### Aim of the exercise
Transcribe every record that appears below, exactly and in full.

### Records shown
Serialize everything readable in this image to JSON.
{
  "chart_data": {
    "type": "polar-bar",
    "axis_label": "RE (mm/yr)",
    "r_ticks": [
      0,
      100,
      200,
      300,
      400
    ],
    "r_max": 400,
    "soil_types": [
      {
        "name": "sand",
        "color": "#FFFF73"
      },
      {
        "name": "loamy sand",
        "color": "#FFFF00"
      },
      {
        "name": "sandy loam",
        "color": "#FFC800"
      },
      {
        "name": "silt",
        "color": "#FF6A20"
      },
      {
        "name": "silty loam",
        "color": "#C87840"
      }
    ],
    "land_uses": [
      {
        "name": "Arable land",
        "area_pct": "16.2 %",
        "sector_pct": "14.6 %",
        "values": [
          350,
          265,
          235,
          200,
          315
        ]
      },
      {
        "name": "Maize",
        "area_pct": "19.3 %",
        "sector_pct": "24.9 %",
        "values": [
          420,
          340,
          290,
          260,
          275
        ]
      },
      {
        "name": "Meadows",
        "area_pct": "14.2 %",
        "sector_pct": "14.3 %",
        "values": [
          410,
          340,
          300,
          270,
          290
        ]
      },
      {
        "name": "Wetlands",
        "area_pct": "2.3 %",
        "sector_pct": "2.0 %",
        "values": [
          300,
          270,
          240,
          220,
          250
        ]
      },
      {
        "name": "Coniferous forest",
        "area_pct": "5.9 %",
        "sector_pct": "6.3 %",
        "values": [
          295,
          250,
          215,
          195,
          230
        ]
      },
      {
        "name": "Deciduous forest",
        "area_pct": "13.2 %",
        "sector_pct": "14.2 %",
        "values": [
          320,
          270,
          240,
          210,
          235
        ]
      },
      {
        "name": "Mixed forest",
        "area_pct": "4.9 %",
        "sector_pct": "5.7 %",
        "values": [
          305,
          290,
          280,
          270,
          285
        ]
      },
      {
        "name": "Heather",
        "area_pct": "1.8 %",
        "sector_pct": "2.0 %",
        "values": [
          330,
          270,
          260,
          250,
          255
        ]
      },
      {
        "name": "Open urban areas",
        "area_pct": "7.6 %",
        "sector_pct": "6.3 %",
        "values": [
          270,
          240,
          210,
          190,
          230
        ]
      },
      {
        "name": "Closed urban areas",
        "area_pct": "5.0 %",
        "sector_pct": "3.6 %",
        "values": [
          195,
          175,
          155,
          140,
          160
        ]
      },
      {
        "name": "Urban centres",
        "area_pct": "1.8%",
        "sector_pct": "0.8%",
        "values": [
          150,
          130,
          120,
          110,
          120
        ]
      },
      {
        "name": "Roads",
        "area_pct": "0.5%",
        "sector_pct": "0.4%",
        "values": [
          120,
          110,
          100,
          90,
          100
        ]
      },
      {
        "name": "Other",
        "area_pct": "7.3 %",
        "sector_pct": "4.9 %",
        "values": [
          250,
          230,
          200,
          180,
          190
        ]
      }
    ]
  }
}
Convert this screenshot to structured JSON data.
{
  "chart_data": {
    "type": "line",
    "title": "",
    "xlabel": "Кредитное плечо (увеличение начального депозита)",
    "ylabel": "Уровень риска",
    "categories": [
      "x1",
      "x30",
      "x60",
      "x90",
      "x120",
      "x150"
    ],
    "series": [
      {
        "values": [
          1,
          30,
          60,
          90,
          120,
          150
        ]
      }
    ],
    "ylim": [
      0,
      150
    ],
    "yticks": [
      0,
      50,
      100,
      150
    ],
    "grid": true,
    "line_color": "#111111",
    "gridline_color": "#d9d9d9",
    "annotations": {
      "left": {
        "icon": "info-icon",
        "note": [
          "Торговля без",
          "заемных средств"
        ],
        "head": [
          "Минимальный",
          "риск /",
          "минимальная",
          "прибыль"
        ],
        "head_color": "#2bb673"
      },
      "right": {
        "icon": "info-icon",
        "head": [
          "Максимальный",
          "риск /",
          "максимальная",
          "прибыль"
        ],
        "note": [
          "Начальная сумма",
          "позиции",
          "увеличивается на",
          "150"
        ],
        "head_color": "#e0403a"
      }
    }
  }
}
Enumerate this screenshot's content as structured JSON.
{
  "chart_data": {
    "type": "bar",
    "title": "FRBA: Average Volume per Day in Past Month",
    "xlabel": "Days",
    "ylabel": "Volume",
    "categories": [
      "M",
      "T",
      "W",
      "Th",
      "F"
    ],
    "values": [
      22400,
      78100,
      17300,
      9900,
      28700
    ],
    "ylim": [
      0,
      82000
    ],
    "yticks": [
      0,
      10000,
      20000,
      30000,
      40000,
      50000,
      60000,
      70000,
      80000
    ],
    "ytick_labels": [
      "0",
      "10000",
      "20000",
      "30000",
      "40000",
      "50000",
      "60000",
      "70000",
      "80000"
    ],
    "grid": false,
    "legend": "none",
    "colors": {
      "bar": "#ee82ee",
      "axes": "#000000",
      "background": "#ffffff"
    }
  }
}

### Response
Serialize everything readable in this image to JSON.
{
  "chart_data": {
    "type": "polar-bar",
    "axis_label": "RE (mm/yr)",
    "r_ticks": [
      0,
      100,
      200,
      300,
      400
    ],
    "r_max": 400,
    "soil_types": [
      {
        "name": "sand",
        "color": "#FFFF73"
      },
      {
        "name": "loamy sand",
        "color": "#FFFF00"
      },
      {
        "name": "sandy loam",
        "color": "#FFC800"
      },
      {
        "name": "silt",
        "color": "#FF6A20"
      },
      {
        "name": "silty loam",
        "color": "#C87840"
      }
    ],
    "land_uses": [
      {
        "name": "Arable land",
        "area_pct": "16.2 %",
        "sector_pct": "14.6 %",
        "values": [
          350,
          265,
          235,
          200,
          315
        ]
      },
      {
        "name": "Maize",
        "area_pct": "19.3 %",
        "sector_pct": "24.9 %",
        "values": [
          420,
          340,
          290,
          260,
          275
        ]
      },
      {
        "name": "Meadows",
        "area_pct": "14.2 %",
        "sector_pct": "14.3 %",
        "values": [
          410,
          340,
          300,
          270,
          290
        ]
      },
      {
        "name": "Wetlands",
        "area_pct": "2.3 %",
        "sector_pct": "2.0 %",
        "values": [
          300,
          270,
          240,
          220,
          250
        ]
      },
      {
        "name": "Coniferous forest",
        "area_pct": "5.9 %",
        "sector_pct": "6.3 %",
        "values": [
          295,
          250,
          215,
          195,
          230
        ]
      },
      {
        "name": "Deciduous forest",
        "area_pct": "13.2 %",
        "sector_pct": "14.2 %",
        "values": [
          320,
          270,
          240,
          210,
          235
        ]
      },
      {
        "name": "Mixed forest",
        "area_pct": "4.9 %",
        "sector_pct": "5.7 %",
        "values": [
          305,
          290,
          280,
          270,
          285
        ]
      },
      {
        "name": "Heather",
        "area_pct": "1.8 %",
        "sector_pct": "2.0 %",
        "values": [
          330,
          270,
          260,
          250,
          255
        ]
      },
      {
        "name": "Open urban areas",
        "area_pct": "7.6 %",
        "sector_pct": "6.3 %",
        "values": [
          270,
          240,
          210,
          190,
          230
        ]
      },
      {
        "name": "Closed urban areas",
        "area_pct": "5.0 %",
        "sector_pct": "3.6 %",
        "values": [
          195,
          175,
          155,
          140,
          160
        ]
      },
      {
        "name": "Urban centres",
        "area_pct": "1.8%",
        "sector_pct": "0.8%",
        "values": [
          150,
          130,
          120,
          110,
          120
        ]
      },
      {
        "name": "Roads",
        "area_pct": "0.5%",
        "sector_pct": "0.4%",
        "values": [
          120,
          110,
          100,
          90,
          100
        ]
      },
      {
        "name": "Other",
        "area_pct": "7.3 %",
        "sector_pct": "4.9 %",
        "values": [
          250,
          230,
          200,
          180,
          190
        ]
      }
    ]
  }
}
Convert this screenshot to structured JSON data.
{
  "chart_data": {
    "type": "line",
    "title": "",
    "xlabel": "Кредитное плечо (увеличение начального депозита)",
    "ylabel": "Уровень риска",
    "categories": [
      "x1",
      "x30",
      "x60",
      "x90",
      "x120",
      "x150"
    ],
    "series": [
      {
        "values": [
          1,
          30,
          60,
          90,
          120,
          150
        ]
      }
    ],
    "ylim": [
      0,
      150
    ],
    "yticks": [
      0,
      50,
      100,
      150
    ],
    "grid": true,
    "line_color": "#111111",
    "gridline_color": "#d9d9d9",
    "annotations": {
      "left": {
        "icon": "info-icon",
        "note": [
          "Торговля без",
          "заемных средств"
        ],
        "head": [
          "Минимальный",
          "риск /",
          "минимальная",
          "прибыль"
        ],
        "head_color": "#2bb673"
      },
      "right": {
        "icon": "info-icon",
        "head": [
          "Максимальный",
          "риск /",
          "максимальная",
          "прибыль"
        ],
        "note": [
          "Начальная сумма",
          "позиции",
          "увеличивается на",
          "150"
        ],
        "head_color": "#e0403a"
      }
    }
  }
}
Enumerate this screenshot's content as structured JSON.
{
  "chart_data": {
    "type": "bar",
    "title": "FRBA: Average Volume per Day in Past Month",
    "xlabel": "Days",
    "ylabel": "Volume",
    "categories": [
      "M",
      "T",
      "W",
      "Th",
      "F"
    ],
    "values": [
      22400,
      78100,
      17300,
      9900,
      28700
    ],
    "ylim": [
      0,
      82000
    ],
    "yticks": [
      0,
      10000,
      20000,
      30000,
      40000,
      50000,
      60000,
      70000,
      80000
    ],
    "ytick_labels": [
      "0",
      "10000",
      "20000",
      "30000",
      "40000",
      "50000",
      "60000",
      "70000",
      "80000"
    ],
    "grid": false,
    "legend": "none",
    "colors": {
      "bar": "#ee82ee",
      "axes": "#000000",
      "background": "#ffffff"
    }
  }
}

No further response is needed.